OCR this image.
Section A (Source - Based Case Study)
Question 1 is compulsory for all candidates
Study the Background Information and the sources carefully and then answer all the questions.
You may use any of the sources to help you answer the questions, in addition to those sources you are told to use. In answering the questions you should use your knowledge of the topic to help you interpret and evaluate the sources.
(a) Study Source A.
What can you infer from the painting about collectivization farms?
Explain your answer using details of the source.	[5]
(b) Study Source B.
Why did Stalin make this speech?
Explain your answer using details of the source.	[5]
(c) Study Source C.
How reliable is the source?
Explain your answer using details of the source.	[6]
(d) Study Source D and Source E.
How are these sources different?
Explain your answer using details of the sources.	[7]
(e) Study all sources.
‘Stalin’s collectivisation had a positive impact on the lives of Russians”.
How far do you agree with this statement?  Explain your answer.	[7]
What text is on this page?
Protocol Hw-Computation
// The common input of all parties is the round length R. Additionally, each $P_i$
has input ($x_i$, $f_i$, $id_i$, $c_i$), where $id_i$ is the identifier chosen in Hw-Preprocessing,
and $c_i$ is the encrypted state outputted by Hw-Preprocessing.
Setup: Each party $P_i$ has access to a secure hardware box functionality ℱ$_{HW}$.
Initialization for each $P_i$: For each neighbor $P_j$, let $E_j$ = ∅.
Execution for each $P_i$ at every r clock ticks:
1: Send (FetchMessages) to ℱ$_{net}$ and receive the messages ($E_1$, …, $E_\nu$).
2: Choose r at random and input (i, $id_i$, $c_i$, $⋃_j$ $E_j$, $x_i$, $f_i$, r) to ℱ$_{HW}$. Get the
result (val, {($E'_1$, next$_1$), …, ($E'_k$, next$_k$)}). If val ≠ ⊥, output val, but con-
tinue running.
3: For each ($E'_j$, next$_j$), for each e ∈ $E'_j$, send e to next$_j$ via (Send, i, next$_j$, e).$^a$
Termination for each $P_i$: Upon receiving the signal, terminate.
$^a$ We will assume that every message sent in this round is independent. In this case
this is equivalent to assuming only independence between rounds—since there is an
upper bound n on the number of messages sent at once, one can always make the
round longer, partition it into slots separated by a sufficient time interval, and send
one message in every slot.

- Written instruction:
Pull out all lines of the data with the string "using".

- Worked answer:
Explain your answer using details of the source.	[5]
Explain your answer using details of the source.	[5]
Explain your answer using details of the source.	[6]
Explain your answer using details of the sources.	[7]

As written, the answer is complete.